─── Available records
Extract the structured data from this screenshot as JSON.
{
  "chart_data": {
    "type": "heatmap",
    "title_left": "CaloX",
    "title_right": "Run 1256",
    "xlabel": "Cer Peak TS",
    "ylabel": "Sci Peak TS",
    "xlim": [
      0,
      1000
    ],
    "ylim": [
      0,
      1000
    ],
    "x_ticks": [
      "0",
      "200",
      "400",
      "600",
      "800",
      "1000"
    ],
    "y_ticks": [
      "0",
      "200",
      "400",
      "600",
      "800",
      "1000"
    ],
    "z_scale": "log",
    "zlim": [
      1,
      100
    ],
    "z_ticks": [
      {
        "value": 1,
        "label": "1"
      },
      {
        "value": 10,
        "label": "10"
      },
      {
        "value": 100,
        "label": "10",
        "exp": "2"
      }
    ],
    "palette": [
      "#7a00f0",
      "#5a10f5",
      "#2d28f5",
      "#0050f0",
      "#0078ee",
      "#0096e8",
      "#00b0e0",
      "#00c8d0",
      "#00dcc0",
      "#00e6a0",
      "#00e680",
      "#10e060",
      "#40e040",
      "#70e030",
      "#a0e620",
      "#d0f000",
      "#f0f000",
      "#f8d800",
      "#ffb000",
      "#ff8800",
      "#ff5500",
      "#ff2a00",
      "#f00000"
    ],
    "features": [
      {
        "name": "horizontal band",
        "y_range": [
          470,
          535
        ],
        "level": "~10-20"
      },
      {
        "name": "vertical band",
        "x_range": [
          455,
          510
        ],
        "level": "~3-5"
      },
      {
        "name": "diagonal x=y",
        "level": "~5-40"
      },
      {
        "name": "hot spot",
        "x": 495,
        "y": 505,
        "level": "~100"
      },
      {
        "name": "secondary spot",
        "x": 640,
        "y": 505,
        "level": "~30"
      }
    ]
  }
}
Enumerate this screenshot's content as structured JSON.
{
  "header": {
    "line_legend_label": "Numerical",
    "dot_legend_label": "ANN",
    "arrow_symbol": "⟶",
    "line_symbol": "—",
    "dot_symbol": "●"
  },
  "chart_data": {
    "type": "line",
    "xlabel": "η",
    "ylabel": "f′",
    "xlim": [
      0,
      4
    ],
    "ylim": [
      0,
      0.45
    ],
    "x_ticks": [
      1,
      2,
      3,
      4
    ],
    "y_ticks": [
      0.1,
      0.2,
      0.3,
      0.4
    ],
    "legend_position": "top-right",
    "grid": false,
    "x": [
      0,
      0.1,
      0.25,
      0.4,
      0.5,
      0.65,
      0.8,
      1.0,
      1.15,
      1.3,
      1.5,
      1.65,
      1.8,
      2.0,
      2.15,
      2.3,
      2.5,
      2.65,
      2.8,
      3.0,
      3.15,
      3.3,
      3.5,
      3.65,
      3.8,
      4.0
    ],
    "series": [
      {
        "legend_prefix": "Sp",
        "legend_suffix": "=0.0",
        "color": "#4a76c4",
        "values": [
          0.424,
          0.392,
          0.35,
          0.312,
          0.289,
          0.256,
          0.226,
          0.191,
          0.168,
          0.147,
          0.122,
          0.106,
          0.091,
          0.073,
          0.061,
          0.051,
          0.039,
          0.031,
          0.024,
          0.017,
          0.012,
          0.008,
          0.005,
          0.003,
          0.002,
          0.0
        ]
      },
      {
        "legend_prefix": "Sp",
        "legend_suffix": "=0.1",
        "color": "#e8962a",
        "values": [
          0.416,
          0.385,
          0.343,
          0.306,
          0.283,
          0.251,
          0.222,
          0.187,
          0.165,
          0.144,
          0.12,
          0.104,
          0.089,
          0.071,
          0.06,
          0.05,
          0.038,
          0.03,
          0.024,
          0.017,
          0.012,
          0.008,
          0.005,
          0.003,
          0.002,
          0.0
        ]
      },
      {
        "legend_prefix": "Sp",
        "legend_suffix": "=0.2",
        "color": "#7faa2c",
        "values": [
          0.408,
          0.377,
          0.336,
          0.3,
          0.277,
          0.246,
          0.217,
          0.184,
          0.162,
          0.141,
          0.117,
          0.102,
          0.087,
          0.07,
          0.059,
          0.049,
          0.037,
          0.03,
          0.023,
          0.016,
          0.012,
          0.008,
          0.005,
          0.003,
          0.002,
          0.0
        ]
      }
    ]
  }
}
──────
─── Available records
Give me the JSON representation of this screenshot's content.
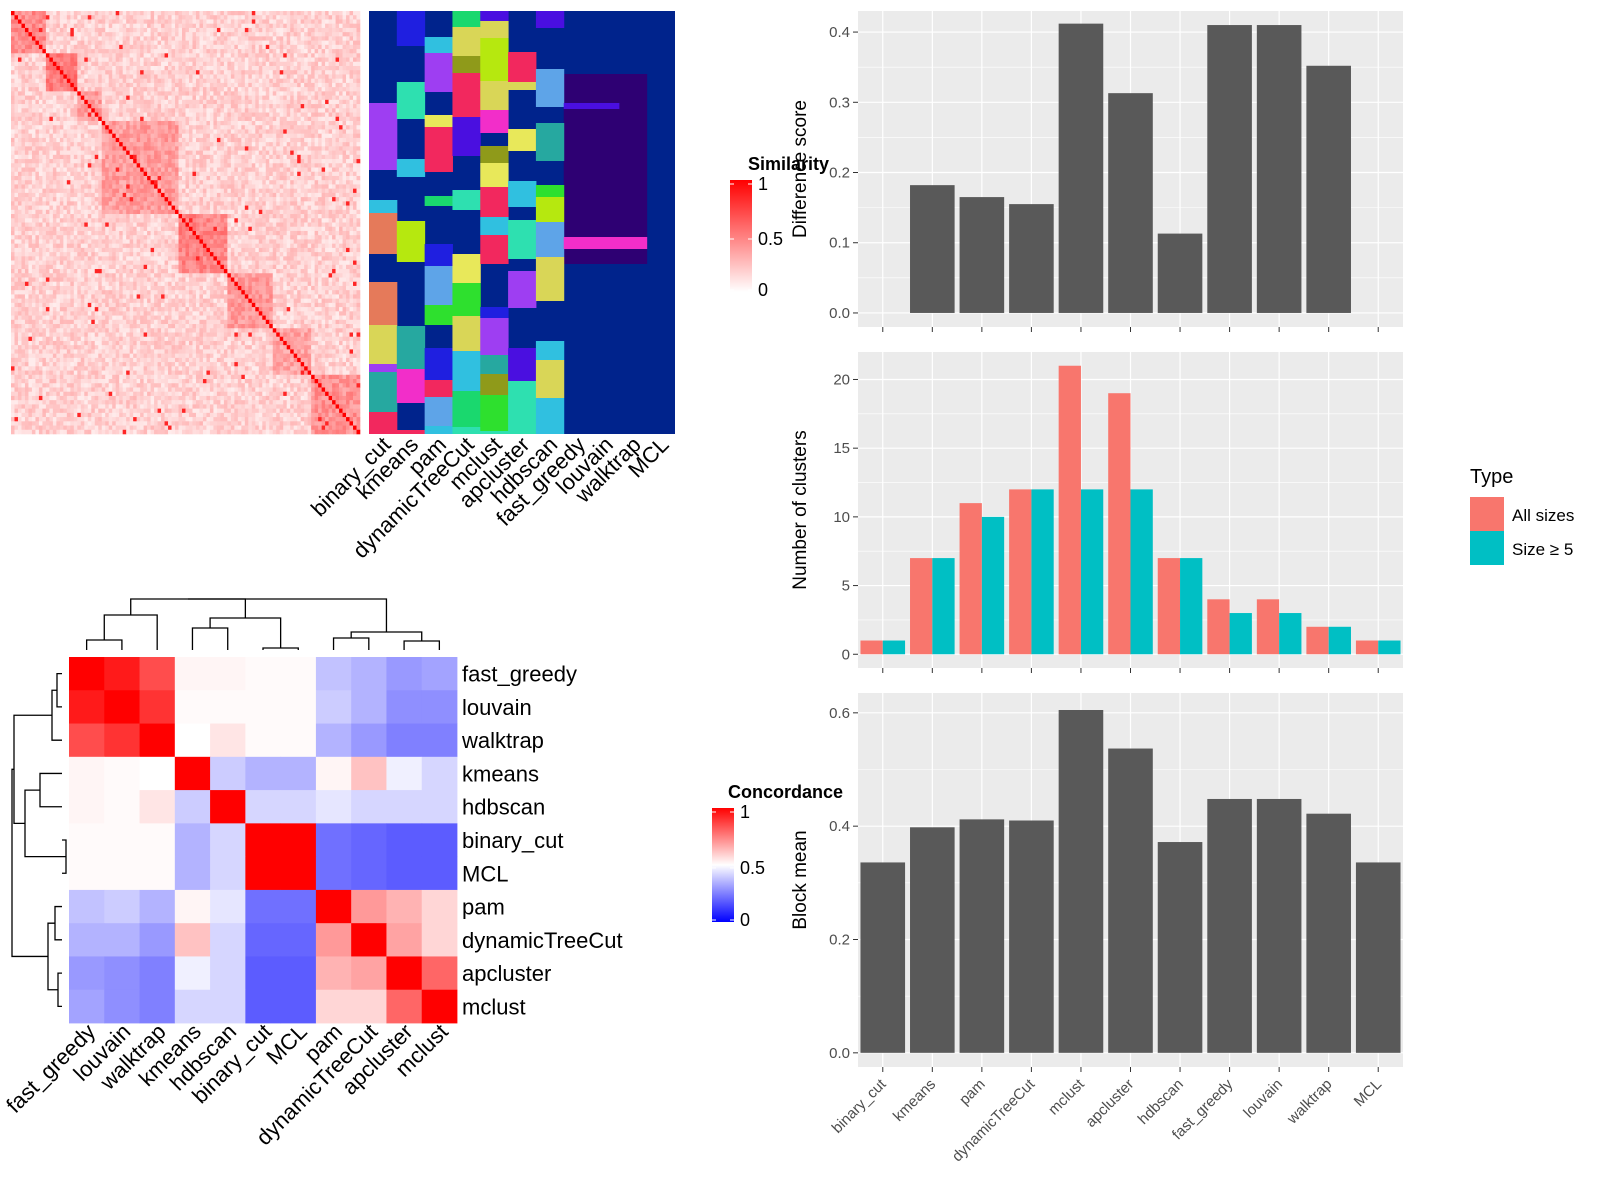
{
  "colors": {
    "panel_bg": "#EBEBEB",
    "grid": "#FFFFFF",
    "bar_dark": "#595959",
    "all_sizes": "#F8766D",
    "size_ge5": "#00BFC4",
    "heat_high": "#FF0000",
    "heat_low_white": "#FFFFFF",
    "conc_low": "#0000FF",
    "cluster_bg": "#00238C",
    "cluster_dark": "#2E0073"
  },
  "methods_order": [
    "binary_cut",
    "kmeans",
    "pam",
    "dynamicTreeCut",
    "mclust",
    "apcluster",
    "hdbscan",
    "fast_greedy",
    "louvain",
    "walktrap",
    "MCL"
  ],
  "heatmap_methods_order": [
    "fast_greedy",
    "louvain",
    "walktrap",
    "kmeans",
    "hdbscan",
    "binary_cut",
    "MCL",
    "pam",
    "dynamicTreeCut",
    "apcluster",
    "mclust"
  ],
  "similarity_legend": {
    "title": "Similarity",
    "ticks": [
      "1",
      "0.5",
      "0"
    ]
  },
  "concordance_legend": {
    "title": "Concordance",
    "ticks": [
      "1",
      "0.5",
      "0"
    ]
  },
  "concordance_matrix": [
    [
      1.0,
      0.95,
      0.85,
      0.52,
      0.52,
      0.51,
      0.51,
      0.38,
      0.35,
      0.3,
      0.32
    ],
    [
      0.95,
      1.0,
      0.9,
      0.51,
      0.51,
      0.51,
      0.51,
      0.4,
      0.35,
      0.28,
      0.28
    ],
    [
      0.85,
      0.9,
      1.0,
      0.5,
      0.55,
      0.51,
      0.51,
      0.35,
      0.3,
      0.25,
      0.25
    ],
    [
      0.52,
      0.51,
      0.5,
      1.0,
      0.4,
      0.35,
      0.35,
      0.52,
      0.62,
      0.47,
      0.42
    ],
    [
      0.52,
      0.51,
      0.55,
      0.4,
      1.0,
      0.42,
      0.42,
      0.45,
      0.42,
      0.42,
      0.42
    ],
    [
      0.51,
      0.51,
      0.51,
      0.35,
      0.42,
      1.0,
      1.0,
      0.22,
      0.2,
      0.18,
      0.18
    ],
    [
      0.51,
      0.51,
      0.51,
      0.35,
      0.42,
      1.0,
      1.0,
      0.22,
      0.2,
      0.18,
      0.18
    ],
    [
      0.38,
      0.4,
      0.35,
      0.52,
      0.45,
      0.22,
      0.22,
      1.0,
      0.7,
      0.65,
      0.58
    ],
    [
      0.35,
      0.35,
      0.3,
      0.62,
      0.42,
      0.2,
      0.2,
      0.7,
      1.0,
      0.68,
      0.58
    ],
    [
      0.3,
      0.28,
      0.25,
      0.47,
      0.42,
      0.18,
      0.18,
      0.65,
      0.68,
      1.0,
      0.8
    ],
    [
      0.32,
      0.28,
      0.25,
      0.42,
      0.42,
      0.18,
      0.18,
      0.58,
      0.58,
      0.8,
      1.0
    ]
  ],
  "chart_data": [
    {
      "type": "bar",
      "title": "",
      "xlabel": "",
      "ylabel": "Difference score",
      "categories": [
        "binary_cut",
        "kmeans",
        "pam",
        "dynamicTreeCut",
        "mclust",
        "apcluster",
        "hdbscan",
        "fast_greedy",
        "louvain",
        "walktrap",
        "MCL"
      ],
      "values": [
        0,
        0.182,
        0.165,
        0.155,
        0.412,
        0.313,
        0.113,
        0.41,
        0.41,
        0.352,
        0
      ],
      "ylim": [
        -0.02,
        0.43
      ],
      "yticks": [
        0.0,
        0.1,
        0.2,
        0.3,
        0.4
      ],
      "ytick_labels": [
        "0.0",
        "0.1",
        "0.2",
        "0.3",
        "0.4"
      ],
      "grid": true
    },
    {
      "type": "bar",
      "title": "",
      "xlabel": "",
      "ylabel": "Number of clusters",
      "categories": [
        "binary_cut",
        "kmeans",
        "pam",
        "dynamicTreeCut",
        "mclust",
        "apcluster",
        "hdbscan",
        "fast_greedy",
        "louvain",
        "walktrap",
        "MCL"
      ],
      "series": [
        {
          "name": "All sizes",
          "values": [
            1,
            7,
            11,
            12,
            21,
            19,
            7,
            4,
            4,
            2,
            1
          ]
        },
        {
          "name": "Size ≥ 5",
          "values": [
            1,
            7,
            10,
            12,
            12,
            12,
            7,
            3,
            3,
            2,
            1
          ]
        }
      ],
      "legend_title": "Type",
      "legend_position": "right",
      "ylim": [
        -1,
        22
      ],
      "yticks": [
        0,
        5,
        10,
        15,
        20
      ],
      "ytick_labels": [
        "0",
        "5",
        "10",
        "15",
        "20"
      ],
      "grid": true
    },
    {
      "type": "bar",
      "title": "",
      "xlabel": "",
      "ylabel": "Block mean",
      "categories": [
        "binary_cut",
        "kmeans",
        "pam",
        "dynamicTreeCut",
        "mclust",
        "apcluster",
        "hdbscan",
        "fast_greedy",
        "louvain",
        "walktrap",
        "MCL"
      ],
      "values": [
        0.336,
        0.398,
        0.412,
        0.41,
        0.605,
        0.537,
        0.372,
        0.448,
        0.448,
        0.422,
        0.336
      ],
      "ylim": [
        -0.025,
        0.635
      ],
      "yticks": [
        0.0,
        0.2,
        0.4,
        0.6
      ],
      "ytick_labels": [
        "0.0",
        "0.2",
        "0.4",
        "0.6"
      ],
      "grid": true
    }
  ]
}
──────
**Direction**
Copy each line of the data above that holds "ylabel".

**Answer to the exercise**
    "ylabel": "Sci Peak TS",
    "ylabel": "f′",
      "ylabel": "Difference score",
      "ylabel": "Number of clusters",
      "ylabel": "Block mean",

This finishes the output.